__EXTRACTED MATERIAL__

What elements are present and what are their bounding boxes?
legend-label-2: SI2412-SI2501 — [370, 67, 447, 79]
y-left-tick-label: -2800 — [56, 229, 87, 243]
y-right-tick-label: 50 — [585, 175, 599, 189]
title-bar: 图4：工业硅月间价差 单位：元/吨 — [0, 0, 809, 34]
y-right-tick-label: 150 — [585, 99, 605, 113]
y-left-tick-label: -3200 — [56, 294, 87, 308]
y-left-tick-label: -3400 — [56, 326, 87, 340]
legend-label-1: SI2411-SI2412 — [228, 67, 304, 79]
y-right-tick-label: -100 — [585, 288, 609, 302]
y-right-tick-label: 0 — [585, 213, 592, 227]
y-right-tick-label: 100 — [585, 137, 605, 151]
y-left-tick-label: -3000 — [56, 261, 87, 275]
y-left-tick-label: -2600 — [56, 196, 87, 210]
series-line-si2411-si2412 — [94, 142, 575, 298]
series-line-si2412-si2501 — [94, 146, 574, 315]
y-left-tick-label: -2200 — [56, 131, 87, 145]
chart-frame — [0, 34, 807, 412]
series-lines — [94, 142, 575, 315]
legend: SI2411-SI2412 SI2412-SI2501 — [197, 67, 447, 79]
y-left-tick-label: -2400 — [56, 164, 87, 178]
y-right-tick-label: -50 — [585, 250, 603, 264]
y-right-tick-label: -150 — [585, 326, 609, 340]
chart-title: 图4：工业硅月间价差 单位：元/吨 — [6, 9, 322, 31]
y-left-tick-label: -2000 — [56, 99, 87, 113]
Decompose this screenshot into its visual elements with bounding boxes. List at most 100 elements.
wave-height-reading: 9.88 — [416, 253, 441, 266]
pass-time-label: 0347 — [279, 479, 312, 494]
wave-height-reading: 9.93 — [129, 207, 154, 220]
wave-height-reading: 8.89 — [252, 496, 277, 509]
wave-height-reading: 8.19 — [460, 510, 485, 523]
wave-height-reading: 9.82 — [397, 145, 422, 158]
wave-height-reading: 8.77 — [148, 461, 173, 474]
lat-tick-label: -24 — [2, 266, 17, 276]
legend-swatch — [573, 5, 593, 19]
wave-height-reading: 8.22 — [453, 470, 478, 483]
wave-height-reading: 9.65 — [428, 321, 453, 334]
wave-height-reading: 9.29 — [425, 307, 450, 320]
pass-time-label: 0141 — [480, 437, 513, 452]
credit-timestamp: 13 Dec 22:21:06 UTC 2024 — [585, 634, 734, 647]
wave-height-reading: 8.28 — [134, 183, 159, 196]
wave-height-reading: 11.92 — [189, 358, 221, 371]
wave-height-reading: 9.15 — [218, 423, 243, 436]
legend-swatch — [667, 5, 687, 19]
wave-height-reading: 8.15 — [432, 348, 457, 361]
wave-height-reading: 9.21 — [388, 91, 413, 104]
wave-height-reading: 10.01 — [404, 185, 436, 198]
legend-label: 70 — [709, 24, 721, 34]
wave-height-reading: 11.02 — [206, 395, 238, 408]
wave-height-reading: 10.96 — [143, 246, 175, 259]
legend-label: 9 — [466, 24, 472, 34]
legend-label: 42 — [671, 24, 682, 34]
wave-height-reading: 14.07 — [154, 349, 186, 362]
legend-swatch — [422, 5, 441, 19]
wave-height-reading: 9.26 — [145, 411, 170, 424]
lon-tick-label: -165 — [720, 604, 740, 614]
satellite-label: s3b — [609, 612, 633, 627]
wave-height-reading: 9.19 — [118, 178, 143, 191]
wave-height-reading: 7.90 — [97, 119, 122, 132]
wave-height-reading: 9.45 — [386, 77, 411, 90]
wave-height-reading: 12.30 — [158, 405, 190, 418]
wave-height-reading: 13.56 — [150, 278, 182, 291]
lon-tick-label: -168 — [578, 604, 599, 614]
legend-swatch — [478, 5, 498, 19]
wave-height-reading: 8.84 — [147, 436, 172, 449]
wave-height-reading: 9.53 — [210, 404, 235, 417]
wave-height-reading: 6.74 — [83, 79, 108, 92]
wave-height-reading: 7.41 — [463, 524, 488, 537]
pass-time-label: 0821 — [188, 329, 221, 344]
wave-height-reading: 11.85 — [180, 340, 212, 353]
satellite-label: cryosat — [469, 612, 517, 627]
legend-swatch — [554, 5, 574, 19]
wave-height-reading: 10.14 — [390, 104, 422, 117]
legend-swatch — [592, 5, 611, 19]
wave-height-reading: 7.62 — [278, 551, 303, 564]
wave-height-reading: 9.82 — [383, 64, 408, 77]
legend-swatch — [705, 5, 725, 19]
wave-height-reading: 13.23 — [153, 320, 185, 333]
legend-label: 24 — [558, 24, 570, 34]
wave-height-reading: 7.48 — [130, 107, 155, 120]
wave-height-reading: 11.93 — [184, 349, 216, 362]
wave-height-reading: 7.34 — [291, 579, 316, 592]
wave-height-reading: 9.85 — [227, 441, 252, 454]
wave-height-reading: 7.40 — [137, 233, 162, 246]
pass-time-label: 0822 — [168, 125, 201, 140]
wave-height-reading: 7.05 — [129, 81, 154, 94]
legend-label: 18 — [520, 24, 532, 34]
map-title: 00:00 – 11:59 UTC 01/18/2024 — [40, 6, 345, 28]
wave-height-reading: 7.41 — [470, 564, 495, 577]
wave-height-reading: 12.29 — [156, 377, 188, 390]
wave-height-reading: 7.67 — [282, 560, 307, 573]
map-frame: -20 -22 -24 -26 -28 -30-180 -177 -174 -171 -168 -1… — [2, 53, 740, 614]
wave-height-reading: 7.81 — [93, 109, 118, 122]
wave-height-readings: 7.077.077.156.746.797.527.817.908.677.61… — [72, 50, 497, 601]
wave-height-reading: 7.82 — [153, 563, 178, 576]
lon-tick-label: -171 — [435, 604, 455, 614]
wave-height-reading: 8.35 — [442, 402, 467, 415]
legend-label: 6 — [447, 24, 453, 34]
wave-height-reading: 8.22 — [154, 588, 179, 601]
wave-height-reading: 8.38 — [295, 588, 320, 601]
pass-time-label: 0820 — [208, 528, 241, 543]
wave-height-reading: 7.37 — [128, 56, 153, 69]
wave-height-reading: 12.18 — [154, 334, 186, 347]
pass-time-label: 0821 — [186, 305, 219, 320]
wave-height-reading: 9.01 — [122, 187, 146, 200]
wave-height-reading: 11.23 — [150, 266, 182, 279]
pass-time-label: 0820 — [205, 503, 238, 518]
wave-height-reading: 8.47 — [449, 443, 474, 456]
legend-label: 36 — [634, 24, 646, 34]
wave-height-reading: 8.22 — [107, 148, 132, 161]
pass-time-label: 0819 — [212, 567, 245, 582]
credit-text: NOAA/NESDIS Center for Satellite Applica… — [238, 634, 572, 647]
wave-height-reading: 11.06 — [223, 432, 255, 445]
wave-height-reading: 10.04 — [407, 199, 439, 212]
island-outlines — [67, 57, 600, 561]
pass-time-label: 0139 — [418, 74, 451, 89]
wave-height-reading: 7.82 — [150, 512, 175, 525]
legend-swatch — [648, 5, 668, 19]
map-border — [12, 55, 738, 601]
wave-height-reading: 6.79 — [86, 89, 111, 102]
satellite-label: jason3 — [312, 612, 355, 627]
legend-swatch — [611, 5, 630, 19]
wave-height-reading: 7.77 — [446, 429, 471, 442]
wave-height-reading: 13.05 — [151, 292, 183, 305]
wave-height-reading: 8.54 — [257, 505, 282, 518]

__EXERCISE DIRECTIONS__
Reproduce the entire listing above word for word, from its first line through its last.

__THE RESULT__
What elements are present and what are their bounding boxes?
legend-label-2: SI2412-SI2501 — [370, 67, 447, 79]
y-left-tick-label: -2800 — [56, 229, 87, 243]
y-right-tick-label: 50 — [585, 175, 599, 189]
title-bar: 图4：工业硅月间价差 单位：元/吨 — [0, 0, 809, 34]
y-right-tick-label: 150 — [585, 99, 605, 113]
y-left-tick-label: -3200 — [56, 294, 87, 308]
y-left-tick-label: -3400 — [56, 326, 87, 340]
legend-label-1: SI2411-SI2412 — [228, 67, 304, 79]
y-right-tick-label: -100 — [585, 288, 609, 302]
y-right-tick-label: 0 — [585, 213, 592, 227]
y-right-tick-label: 100 — [585, 137, 605, 151]
y-left-tick-label: -3000 — [56, 261, 87, 275]
y-left-tick-label: -2600 — [56, 196, 87, 210]
series-line-si2411-si2412 — [94, 142, 575, 298]
series-line-si2412-si2501 — [94, 146, 574, 315]
y-left-tick-label: -2200 — [56, 131, 87, 145]
chart-frame — [0, 34, 807, 412]
series-lines — [94, 142, 575, 315]
legend: SI2411-SI2412 SI2412-SI2501 — [197, 67, 447, 79]
y-left-tick-label: -2400 — [56, 164, 87, 178]
y-right-tick-label: -50 — [585, 250, 603, 264]
y-right-tick-label: -150 — [585, 326, 609, 340]
chart-title: 图4：工业硅月间价差 单位：元/吨 — [6, 9, 322, 31]
y-left-tick-label: -2000 — [56, 99, 87, 113]
Decompose this screenshot into its visual elements with bounding boxes. List at most 100 elements.
wave-height-reading: 9.88 — [416, 253, 441, 266]
pass-time-label: 0347 — [279, 479, 312, 494]
wave-height-reading: 9.93 — [129, 207, 154, 220]
wave-height-reading: 8.89 — [252, 496, 277, 509]
wave-height-reading: 8.19 — [460, 510, 485, 523]
wave-height-reading: 9.82 — [397, 145, 422, 158]
wave-height-reading: 8.77 — [148, 461, 173, 474]
lat-tick-label: -24 — [2, 266, 17, 276]
legend-swatch — [573, 5, 593, 19]
wave-height-reading: 8.22 — [453, 470, 478, 483]
wave-height-reading: 9.65 — [428, 321, 453, 334]
wave-height-reading: 9.29 — [425, 307, 450, 320]
pass-time-label: 0141 — [480, 437, 513, 452]
credit-timestamp: 13 Dec 22:21:06 UTC 2024 — [585, 634, 734, 647]
wave-height-reading: 8.28 — [134, 183, 159, 196]
wave-height-reading: 11.92 — [189, 358, 221, 371]
wave-height-reading: 9.15 — [218, 423, 243, 436]
legend-swatch — [667, 5, 687, 19]
wave-height-reading: 8.15 — [432, 348, 457, 361]
wave-height-reading: 9.21 — [388, 91, 413, 104]
wave-height-reading: 10.01 — [404, 185, 436, 198]
legend-label: 70 — [709, 24, 721, 34]
wave-height-reading: 11.02 — [206, 395, 238, 408]
wave-height-reading: 10.96 — [143, 246, 175, 259]
legend-label: 9 — [466, 24, 472, 34]
legend-label: 42 — [671, 24, 682, 34]
wave-height-reading: 14.07 — [154, 349, 186, 362]
legend-swatch — [422, 5, 441, 19]
wave-height-reading: 9.26 — [145, 411, 170, 424]
lon-tick-label: -165 — [720, 604, 740, 614]
satellite-label: s3b — [609, 612, 633, 627]
wave-height-reading: 9.19 — [118, 178, 143, 191]
wave-height-reading: 7.90 — [97, 119, 122, 132]
wave-height-reading: 9.45 — [386, 77, 411, 90]
wave-height-reading: 12.30 — [158, 405, 190, 418]
wave-height-reading: 13.56 — [150, 278, 182, 291]
lon-tick-label: -168 — [578, 604, 599, 614]
legend-swatch — [478, 5, 498, 19]
wave-height-reading: 8.84 — [147, 436, 172, 449]
wave-height-reading: 9.53 — [210, 404, 235, 417]
wave-height-reading: 6.74 — [83, 79, 108, 92]
wave-height-reading: 7.41 — [463, 524, 488, 537]
pass-time-label: 0821 — [188, 329, 221, 344]
wave-height-reading: 11.85 — [180, 340, 212, 353]
satellite-label: cryosat — [469, 612, 517, 627]
legend-swatch — [554, 5, 574, 19]
wave-height-reading: 10.14 — [390, 104, 422, 117]
legend-swatch — [592, 5, 611, 19]
wave-height-reading: 7.62 — [278, 551, 303, 564]
wave-height-reading: 9.82 — [383, 64, 408, 77]
legend-swatch — [705, 5, 725, 19]
wave-height-reading: 13.23 — [153, 320, 185, 333]
legend-label: 24 — [558, 24, 570, 34]
wave-height-reading: 7.48 — [130, 107, 155, 120]
wave-height-reading: 11.93 — [184, 349, 216, 362]
wave-height-reading: 7.34 — [291, 579, 316, 592]
wave-height-reading: 9.85 — [227, 441, 252, 454]
wave-height-reading: 7.40 — [137, 233, 162, 246]
pass-time-label: 0822 — [168, 125, 201, 140]
wave-height-reading: 7.05 — [129, 81, 154, 94]
legend-label: 18 — [520, 24, 532, 34]
map-title: 00:00 – 11:59 UTC 01/18/2024 — [40, 6, 345, 28]
wave-height-reading: 7.41 — [470, 564, 495, 577]
wave-height-reading: 12.29 — [156, 377, 188, 390]
wave-height-reading: 7.67 — [282, 560, 307, 573]
map-frame: -20 -22 -24 -26 -28 -30-180 -177 -174 -171 -168 -1… — [2, 53, 740, 614]
wave-height-reading: 7.81 — [93, 109, 118, 122]
wave-height-readings: 7.077.077.156.746.797.527.817.908.677.61… — [72, 50, 497, 601]
wave-height-reading: 7.82 — [153, 563, 178, 576]
lon-tick-label: -171 — [435, 604, 455, 614]
wave-height-reading: 8.35 — [442, 402, 467, 415]
legend-label: 6 — [447, 24, 453, 34]
wave-height-reading: 8.22 — [154, 588, 179, 601]
wave-height-reading: 8.38 — [295, 588, 320, 601]
pass-time-label: 0820 — [208, 528, 241, 543]
wave-height-reading: 7.37 — [128, 56, 153, 69]
wave-height-reading: 12.18 — [154, 334, 186, 347]
pass-time-label: 0821 — [186, 305, 219, 320]
wave-height-reading: 9.01 — [122, 187, 146, 200]
wave-height-reading: 11.23 — [150, 266, 182, 279]
pass-time-label: 0820 — [205, 503, 238, 518]
wave-height-reading: 8.47 — [449, 443, 474, 456]
legend-label: 36 — [634, 24, 646, 34]
wave-height-reading: 8.22 — [107, 148, 132, 161]
pass-time-label: 0819 — [212, 567, 245, 582]
credit-text: NOAA/NESDIS Center for Satellite Applica… — [238, 634, 572, 647]
wave-height-reading: 11.06 — [223, 432, 255, 445]
wave-height-reading: 10.04 — [407, 199, 439, 212]
island-outlines — [67, 57, 600, 561]
pass-time-label: 0139 — [418, 74, 451, 89]
wave-height-reading: 7.82 — [150, 512, 175, 525]
legend-swatch — [648, 5, 668, 19]
map-border — [12, 55, 738, 601]
wave-height-reading: 6.79 — [86, 89, 111, 102]
satellite-label: jason3 — [312, 612, 355, 627]
legend-swatch — [611, 5, 630, 19]
wave-height-reading: 7.77 — [446, 429, 471, 442]
wave-height-reading: 13.05 — [151, 292, 183, 305]
wave-height-reading: 8.54 — [257, 505, 282, 518]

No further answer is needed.